— START Supplied records —
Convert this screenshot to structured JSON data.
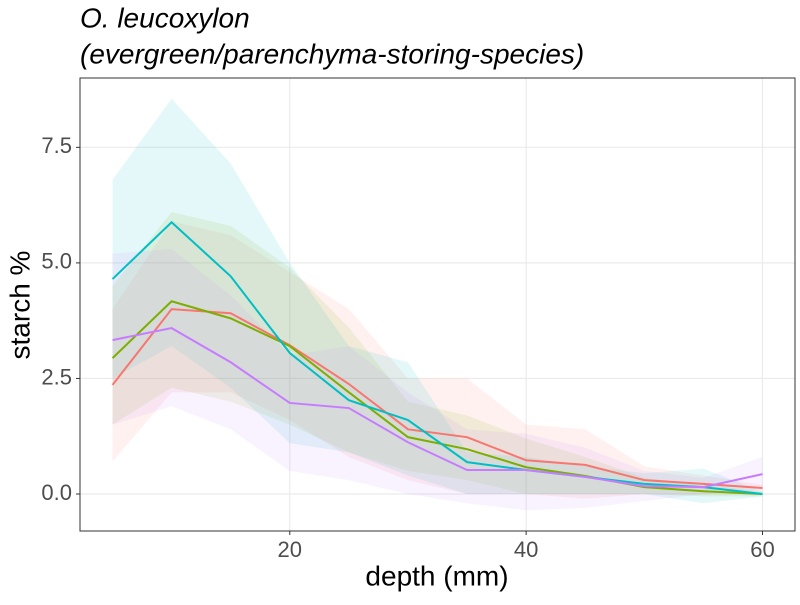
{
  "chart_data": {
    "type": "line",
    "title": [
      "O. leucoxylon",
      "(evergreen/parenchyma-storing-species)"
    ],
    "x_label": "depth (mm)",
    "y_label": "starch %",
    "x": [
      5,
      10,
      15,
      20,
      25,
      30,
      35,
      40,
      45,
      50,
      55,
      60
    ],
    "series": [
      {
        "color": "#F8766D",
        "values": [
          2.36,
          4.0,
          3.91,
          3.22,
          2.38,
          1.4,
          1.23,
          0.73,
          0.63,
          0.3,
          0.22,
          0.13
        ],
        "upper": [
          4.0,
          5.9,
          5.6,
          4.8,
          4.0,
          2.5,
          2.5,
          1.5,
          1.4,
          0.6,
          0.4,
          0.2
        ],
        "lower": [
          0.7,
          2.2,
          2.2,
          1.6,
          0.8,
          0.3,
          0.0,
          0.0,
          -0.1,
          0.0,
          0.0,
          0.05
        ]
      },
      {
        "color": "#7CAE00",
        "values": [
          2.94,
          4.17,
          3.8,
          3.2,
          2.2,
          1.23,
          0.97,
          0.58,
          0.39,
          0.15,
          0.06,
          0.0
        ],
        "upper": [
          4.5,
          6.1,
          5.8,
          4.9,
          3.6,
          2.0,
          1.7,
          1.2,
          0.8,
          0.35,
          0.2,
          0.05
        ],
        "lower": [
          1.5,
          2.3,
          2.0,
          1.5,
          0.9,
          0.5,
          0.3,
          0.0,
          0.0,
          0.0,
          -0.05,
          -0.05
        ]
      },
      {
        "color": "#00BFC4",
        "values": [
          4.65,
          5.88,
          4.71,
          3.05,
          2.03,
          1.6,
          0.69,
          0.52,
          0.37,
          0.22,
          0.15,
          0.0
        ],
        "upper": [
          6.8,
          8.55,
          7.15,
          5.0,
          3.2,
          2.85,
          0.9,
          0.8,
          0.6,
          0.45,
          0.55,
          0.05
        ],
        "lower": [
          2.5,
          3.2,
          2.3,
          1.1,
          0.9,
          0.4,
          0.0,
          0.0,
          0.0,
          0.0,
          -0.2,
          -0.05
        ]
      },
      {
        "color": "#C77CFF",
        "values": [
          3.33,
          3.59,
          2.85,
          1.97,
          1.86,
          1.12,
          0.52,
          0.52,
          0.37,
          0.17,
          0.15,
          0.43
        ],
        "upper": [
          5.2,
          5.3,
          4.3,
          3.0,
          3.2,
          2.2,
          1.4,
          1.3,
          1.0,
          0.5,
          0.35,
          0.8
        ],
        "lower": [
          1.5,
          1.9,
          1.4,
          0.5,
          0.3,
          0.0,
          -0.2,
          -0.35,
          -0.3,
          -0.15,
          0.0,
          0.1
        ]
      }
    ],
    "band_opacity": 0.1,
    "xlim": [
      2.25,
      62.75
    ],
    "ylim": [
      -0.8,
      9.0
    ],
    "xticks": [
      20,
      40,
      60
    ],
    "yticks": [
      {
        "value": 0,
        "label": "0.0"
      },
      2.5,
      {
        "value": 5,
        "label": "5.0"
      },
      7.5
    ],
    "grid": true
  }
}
— END Supplied records —
Stated goal: Keep only those lines of the records that hold "color", and return them.

Complete response:
        "color": "#F8766D",
        "color": "#7CAE00",
        "color": "#00BFC4",
        "color": "#C77CFF",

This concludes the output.